Select lines where the word "Platform" appears.

(Records from a collection)
-=-=-

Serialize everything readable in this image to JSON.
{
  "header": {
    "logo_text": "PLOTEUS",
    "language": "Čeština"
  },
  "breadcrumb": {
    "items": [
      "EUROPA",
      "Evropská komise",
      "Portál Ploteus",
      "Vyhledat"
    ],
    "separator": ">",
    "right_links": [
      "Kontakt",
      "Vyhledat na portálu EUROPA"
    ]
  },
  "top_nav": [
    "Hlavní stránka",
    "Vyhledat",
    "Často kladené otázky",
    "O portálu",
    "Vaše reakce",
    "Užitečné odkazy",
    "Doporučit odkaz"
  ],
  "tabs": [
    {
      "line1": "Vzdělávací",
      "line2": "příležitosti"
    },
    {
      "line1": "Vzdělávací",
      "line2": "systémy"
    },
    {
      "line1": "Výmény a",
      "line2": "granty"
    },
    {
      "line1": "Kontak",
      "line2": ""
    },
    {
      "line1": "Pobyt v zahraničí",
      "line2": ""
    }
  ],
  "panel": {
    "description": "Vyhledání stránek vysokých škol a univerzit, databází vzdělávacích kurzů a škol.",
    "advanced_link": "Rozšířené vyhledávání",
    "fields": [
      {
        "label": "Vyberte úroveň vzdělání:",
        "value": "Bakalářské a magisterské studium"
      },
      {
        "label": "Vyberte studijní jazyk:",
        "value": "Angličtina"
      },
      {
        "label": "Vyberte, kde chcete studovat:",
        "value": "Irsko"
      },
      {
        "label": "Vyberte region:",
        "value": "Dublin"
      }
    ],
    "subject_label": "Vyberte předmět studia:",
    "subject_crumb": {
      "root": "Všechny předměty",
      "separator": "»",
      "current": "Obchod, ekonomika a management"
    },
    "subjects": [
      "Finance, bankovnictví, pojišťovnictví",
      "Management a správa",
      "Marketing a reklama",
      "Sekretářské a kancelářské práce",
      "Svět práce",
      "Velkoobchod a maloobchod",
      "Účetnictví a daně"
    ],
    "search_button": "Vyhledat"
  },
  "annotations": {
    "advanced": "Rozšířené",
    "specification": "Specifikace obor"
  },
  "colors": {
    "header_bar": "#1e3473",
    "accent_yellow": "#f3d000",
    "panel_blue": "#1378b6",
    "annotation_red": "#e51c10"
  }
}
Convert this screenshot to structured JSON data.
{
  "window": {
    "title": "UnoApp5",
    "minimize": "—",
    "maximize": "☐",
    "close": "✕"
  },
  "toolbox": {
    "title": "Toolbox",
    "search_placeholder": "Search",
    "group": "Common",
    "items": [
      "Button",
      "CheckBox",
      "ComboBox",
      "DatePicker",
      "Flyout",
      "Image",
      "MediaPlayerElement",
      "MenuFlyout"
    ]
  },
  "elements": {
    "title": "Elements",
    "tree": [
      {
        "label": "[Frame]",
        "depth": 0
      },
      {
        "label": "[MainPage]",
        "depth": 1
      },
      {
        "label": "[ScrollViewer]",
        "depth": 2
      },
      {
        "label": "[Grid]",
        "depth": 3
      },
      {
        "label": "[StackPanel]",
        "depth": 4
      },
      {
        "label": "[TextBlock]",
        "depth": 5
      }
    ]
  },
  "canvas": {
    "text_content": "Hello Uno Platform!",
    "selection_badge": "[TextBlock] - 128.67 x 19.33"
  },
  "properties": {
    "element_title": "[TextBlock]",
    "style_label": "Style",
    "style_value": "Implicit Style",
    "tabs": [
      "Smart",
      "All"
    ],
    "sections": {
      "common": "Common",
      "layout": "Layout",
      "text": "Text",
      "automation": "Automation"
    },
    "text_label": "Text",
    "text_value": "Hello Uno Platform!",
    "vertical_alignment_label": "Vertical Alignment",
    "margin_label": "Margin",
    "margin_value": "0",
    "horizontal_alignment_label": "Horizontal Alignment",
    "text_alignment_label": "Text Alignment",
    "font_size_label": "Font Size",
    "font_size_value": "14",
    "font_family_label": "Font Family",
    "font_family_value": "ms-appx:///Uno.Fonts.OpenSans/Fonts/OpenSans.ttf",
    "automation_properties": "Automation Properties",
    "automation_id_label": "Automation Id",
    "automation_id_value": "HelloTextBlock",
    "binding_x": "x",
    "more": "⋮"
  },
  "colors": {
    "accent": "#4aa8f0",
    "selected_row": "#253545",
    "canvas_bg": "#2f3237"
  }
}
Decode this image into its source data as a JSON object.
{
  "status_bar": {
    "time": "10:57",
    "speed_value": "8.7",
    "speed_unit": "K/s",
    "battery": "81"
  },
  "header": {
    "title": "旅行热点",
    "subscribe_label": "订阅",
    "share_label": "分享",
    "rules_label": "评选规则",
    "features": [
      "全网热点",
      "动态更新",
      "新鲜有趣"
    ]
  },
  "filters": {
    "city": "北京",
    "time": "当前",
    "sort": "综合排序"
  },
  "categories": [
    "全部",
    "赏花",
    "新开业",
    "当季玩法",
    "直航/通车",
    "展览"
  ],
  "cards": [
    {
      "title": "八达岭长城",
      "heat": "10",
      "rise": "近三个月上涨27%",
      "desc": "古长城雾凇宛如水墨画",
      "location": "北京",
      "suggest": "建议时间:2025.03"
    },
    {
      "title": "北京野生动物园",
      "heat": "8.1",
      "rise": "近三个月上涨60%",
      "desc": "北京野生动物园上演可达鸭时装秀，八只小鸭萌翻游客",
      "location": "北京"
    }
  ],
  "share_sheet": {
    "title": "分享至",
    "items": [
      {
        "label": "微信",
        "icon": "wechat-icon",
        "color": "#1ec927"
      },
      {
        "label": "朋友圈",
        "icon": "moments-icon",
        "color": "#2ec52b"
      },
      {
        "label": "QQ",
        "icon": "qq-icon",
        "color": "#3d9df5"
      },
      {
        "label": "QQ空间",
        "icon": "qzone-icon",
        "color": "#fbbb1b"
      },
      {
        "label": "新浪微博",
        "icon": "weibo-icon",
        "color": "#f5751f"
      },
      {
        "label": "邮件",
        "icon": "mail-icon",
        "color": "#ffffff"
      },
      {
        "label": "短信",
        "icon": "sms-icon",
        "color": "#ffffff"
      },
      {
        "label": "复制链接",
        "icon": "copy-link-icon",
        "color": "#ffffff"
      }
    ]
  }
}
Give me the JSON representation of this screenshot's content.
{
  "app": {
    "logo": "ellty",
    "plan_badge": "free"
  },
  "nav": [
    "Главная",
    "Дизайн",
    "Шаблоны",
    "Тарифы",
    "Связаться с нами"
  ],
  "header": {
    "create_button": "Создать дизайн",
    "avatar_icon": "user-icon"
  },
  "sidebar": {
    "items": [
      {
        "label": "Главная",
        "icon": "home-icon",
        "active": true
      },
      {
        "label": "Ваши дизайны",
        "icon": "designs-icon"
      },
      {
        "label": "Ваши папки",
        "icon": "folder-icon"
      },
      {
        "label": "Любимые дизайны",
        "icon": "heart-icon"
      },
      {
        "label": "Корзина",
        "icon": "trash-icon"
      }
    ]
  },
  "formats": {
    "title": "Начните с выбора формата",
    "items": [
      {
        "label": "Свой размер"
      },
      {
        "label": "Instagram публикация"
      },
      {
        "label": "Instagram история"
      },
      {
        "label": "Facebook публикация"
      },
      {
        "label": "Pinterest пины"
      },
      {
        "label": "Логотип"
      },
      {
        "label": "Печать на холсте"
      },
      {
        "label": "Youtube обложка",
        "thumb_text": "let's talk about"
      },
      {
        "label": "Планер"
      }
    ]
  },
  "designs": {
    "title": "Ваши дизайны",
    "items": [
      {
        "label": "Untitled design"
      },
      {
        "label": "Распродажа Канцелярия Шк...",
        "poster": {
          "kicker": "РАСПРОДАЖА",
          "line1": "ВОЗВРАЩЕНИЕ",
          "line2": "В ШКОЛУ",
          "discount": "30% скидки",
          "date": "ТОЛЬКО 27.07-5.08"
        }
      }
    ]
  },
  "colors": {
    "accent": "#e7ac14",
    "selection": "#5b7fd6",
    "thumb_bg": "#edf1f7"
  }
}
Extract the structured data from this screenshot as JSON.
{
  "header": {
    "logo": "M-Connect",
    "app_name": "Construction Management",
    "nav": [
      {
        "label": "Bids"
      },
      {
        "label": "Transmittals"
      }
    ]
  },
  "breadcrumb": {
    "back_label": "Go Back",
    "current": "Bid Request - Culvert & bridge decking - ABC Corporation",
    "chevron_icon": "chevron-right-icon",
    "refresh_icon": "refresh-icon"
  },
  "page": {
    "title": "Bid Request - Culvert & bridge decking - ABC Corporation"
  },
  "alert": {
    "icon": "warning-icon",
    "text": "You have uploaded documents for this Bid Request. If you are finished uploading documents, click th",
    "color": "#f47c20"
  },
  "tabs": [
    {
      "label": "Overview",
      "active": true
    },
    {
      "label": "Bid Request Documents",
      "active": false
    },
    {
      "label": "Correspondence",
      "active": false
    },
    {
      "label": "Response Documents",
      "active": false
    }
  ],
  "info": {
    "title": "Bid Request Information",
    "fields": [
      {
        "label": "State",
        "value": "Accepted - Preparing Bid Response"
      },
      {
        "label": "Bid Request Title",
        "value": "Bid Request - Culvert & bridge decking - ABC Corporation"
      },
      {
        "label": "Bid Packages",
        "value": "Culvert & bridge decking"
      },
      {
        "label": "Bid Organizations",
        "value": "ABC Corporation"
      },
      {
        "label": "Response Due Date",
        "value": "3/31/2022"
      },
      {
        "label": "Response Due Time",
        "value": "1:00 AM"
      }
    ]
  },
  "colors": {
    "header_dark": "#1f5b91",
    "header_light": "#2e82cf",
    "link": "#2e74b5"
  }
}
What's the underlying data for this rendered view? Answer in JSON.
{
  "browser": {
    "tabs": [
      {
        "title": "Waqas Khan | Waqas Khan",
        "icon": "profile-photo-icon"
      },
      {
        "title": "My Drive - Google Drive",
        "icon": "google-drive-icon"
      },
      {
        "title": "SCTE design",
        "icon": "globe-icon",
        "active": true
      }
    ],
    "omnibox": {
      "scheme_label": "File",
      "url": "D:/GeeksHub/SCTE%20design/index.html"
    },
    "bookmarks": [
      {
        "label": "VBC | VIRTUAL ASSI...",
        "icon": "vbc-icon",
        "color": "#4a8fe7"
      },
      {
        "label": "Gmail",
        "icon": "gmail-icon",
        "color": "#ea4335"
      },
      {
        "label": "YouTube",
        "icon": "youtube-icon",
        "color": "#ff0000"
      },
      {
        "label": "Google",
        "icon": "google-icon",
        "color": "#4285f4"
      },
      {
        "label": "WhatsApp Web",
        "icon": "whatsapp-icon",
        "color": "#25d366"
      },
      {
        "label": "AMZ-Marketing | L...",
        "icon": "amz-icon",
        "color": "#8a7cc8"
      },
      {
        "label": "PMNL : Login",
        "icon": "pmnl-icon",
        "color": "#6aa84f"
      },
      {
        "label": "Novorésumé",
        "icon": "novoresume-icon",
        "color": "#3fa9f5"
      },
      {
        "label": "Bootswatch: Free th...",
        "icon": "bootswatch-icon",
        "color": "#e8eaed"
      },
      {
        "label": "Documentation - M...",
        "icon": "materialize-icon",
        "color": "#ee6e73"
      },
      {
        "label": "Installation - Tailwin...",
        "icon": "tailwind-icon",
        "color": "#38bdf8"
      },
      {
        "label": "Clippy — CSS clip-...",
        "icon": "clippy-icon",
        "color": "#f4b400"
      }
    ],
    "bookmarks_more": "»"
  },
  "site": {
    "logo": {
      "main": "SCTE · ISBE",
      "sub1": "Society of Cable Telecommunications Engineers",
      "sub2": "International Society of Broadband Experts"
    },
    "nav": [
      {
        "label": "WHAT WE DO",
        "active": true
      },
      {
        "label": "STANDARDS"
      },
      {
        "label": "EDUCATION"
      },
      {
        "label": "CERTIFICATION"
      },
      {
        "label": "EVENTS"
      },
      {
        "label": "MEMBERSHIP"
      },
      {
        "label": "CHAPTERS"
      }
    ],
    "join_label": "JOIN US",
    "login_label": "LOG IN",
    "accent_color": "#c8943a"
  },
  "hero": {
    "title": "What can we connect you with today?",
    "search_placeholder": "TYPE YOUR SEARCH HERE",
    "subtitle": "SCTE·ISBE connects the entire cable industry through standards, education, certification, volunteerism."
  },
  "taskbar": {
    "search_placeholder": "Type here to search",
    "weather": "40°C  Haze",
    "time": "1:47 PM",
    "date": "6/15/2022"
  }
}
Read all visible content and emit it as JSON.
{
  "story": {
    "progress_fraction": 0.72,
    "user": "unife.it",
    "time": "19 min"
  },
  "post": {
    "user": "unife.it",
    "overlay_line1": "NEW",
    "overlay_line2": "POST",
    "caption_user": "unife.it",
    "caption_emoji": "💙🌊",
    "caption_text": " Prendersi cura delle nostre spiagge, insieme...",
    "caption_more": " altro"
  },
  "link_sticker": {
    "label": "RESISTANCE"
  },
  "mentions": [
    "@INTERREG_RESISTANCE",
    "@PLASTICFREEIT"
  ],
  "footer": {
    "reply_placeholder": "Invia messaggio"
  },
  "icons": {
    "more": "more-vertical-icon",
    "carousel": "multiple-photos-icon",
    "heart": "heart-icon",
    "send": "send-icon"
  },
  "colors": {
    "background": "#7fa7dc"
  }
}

-=-=-

• _WRITTEN ANSWER_
    "text_content": "Hello Uno Platform!",
    "text_value": "Hello Uno Platform!",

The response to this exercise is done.